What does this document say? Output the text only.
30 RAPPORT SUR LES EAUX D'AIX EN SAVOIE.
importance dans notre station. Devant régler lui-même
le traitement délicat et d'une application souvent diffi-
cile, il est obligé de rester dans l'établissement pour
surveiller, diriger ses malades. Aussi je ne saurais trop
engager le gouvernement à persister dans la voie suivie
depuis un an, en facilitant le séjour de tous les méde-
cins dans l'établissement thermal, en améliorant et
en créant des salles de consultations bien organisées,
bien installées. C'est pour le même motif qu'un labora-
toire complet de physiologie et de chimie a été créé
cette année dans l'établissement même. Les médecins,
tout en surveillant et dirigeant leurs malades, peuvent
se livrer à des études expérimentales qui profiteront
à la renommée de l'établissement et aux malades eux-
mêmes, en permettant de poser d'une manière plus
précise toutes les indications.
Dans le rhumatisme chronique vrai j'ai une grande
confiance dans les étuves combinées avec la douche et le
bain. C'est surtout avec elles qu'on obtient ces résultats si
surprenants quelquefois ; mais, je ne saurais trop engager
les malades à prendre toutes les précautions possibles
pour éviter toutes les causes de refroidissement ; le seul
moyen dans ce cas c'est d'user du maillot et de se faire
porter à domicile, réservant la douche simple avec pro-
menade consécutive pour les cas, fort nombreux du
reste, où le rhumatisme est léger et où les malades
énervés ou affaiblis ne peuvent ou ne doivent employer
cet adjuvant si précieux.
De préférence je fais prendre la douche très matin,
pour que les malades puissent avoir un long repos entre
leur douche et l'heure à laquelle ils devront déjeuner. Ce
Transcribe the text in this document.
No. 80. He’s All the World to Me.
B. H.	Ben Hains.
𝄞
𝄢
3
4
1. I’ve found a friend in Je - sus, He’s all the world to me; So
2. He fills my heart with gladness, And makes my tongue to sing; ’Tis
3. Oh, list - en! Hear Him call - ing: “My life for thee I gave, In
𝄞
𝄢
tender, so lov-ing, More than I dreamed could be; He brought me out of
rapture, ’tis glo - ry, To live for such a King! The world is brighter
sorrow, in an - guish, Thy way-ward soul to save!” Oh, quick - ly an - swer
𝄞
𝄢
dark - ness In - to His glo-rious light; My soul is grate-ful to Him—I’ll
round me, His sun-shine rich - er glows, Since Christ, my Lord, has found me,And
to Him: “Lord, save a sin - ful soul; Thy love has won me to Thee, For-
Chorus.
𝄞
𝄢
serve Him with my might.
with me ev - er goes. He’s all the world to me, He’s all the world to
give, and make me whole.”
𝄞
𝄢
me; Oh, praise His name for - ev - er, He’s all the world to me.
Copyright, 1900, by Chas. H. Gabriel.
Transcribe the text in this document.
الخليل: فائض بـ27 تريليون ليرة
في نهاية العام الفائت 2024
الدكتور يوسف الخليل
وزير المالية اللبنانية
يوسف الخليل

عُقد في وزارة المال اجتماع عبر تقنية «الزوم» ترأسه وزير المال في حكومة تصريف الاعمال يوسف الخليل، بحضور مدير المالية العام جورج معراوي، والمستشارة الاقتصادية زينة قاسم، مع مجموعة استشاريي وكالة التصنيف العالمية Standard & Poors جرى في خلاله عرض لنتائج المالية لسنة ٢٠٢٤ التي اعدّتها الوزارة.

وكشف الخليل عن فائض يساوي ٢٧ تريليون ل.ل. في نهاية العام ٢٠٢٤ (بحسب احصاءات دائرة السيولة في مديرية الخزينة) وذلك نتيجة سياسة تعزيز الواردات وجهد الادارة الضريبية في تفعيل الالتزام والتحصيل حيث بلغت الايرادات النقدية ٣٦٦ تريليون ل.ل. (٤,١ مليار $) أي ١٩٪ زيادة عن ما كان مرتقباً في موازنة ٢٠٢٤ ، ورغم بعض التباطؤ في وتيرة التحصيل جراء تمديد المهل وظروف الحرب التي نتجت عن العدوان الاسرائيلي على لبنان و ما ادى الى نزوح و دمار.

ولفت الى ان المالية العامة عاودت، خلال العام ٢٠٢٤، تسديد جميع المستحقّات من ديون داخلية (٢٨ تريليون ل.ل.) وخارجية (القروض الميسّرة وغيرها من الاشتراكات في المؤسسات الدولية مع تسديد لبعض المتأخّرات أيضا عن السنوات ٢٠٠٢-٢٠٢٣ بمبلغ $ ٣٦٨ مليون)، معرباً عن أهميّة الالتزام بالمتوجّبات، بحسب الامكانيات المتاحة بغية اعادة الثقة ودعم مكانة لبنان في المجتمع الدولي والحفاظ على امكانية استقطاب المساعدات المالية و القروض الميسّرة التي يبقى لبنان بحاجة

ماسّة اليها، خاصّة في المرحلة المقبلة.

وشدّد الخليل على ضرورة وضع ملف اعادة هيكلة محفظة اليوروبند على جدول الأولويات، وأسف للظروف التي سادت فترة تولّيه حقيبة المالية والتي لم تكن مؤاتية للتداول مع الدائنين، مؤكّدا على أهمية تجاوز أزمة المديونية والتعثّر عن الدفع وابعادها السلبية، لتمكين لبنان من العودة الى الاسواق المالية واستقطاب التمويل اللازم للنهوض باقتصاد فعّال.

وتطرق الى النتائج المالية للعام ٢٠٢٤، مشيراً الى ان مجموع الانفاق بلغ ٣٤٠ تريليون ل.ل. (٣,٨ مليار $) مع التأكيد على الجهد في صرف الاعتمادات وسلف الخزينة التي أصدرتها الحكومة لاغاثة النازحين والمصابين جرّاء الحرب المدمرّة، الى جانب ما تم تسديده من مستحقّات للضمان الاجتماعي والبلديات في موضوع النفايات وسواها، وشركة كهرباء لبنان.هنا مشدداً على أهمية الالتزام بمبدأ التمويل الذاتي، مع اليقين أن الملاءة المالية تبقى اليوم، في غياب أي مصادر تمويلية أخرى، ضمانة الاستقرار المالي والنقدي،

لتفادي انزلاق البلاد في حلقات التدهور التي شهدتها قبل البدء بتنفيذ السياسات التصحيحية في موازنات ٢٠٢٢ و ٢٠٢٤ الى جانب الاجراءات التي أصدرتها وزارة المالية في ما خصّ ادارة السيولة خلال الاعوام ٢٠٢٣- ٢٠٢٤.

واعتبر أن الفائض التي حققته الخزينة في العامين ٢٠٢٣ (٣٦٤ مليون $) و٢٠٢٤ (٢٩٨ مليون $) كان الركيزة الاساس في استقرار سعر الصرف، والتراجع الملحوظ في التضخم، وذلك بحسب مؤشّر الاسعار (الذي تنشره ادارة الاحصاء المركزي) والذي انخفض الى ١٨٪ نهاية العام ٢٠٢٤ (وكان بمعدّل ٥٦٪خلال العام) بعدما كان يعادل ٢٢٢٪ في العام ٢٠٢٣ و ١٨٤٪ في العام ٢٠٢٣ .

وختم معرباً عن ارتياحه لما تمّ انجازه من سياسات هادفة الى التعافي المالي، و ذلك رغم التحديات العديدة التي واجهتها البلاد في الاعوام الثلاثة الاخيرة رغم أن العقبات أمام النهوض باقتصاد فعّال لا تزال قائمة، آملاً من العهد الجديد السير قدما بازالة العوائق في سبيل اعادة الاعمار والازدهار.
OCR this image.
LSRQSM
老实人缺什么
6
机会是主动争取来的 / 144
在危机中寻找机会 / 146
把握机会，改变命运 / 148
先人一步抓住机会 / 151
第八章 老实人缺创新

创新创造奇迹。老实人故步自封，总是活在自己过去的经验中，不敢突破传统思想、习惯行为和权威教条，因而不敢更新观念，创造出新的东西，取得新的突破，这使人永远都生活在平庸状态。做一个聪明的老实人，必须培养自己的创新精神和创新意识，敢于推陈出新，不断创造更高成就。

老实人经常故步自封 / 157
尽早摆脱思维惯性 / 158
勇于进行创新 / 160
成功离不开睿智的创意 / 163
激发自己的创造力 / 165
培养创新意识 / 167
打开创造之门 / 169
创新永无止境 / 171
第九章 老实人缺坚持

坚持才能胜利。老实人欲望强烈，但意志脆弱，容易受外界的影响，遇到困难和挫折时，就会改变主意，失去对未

··········

▶ **Required task**: Locate all lines that include the word "الاعوام" and copy them out.

▶ **Solution to the problem**:
لتفادي انزلاق البلاد في حلقات التدهور التي شهدتها قبل البدء بتنفيذ السياسات التصحيحية في موازنات ٢٠٢٢ و ٢٠٢٤ الى جانب الاجراءات التي أصدرتها وزارة المالية في ما خصّ ادارة السيولة خلال الاعوام ٢٠٢٣- ٢٠٢٤.
وختم معرباً عن ارتياحه لما تمّ انجازه من سياسات هادفة الى التعافي المالي، و ذلك رغم التحديات العديدة التي واجهتها البلاد في الاعوام الثلاثة الاخيرة رغم أن العقبات أمام النهوض باقتصاد فعّال لا تزال قائمة، آملاً من العهد الجديد السير قدما بازالة العوائق في سبيل اعادة الاعمار والازدهار.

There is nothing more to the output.